## PROBLEM
Starting from the line containing "Decode this image", write out the rest of the entries exactly, through the final line, including nothing else.

## SUPPLIED MATERIAL
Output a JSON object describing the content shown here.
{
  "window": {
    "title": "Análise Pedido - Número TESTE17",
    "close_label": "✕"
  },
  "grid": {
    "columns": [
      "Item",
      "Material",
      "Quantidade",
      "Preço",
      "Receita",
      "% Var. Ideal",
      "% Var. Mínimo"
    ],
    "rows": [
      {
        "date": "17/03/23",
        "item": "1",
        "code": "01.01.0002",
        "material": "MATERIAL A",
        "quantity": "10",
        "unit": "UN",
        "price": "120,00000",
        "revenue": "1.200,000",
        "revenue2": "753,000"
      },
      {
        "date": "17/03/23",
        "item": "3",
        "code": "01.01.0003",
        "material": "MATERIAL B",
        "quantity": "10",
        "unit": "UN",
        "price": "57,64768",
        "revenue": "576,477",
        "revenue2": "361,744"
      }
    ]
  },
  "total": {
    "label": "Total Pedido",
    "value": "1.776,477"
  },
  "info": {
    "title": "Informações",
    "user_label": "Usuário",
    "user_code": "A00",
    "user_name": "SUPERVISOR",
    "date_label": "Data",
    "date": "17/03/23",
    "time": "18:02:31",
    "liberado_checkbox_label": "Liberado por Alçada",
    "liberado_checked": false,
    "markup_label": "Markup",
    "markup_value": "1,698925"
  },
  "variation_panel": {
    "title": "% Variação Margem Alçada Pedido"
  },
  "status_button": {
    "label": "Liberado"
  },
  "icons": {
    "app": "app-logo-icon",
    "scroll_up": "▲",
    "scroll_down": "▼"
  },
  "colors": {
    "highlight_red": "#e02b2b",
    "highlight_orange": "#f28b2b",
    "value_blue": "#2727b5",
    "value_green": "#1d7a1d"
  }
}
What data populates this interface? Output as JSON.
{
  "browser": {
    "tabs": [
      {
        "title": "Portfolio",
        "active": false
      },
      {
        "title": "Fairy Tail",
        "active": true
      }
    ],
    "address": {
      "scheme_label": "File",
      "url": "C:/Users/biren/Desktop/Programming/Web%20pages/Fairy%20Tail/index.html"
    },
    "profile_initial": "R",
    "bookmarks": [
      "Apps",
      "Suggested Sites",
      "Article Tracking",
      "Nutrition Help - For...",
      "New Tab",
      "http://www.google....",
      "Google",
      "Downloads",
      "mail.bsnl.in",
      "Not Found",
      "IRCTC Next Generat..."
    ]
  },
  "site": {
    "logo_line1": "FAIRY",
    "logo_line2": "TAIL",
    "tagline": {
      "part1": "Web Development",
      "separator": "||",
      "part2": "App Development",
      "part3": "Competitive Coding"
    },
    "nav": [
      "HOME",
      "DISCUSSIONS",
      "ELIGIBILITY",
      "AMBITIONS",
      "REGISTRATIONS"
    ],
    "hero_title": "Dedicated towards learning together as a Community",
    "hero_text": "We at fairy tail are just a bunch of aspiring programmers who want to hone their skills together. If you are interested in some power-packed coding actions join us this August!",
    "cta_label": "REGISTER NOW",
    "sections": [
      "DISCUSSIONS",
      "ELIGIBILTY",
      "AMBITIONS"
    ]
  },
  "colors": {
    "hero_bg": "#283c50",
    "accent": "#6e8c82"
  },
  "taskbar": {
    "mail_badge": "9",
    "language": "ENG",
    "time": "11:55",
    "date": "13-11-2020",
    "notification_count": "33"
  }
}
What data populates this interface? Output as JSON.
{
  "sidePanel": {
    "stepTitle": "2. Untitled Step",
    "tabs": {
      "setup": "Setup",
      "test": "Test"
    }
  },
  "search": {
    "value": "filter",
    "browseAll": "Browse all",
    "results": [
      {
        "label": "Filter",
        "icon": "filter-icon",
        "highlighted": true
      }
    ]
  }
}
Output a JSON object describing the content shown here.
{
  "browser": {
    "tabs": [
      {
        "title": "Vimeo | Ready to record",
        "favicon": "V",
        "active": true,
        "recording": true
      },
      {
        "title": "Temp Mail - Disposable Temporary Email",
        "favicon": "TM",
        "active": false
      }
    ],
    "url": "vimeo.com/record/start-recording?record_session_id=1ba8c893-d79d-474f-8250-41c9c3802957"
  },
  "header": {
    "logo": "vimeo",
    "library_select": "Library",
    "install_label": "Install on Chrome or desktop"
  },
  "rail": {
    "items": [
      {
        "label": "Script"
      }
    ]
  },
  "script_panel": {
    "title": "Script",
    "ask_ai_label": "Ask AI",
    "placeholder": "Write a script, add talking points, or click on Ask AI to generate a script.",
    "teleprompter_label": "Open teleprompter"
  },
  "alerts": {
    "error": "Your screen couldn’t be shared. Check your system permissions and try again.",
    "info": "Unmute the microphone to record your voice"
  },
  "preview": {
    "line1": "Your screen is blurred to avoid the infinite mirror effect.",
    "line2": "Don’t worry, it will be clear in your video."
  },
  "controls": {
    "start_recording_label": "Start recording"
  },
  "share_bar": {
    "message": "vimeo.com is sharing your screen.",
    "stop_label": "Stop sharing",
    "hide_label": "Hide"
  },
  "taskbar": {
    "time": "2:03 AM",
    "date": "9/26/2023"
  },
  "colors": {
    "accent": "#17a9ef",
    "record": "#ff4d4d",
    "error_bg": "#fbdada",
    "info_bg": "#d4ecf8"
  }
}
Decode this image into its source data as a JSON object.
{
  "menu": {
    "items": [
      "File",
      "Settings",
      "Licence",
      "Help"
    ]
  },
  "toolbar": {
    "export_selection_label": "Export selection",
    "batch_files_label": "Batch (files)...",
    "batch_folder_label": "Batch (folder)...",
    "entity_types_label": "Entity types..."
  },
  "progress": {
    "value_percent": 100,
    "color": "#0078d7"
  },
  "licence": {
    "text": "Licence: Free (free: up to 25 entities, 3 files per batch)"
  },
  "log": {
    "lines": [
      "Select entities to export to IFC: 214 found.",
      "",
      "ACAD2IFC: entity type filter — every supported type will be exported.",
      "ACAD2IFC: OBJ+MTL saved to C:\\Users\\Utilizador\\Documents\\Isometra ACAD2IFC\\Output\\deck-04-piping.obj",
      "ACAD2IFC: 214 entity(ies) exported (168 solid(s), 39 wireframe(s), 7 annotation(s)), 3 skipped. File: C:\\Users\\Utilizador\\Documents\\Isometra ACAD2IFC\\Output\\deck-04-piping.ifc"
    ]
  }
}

## TASK SOLUTION
Decode this image into its source data as a JSON object.
{
  "menu": {
    "items": [
      "File",
      "Settings",
      "Licence",
      "Help"
    ]
  },
  "toolbar": {
    "export_selection_label": "Export selection",
    "batch_files_label": "Batch (files)...",
    "batch_folder_label": "Batch (folder)...",
    "entity_types_label": "Entity types..."
  },
  "progress": {
    "value_percent": 100,
    "color": "#0078d7"
  },
  "licence": {
    "text": "Licence: Free (free: up to 25 entities, 3 files per batch)"
  },
  "log": {
    "lines": [
      "Select entities to export to IFC: 214 found.",
      "",
      "ACAD2IFC: entity type filter — every supported type will be exported.",
      "ACAD2IFC: OBJ+MTL saved to C:\\Users\\Utilizador\\Documents\\Isometra ACAD2IFC\\Output\\deck-04-piping.obj",
      "ACAD2IFC: 214 entity(ies) exported (168 solid(s), 39 wireframe(s), 7 annotation(s)), 3 skipped. File: C:\\Users\\Utilizador\\Documents\\Isometra ACAD2IFC\\Output\\deck-04-piping.ifc"
    ]
  }
}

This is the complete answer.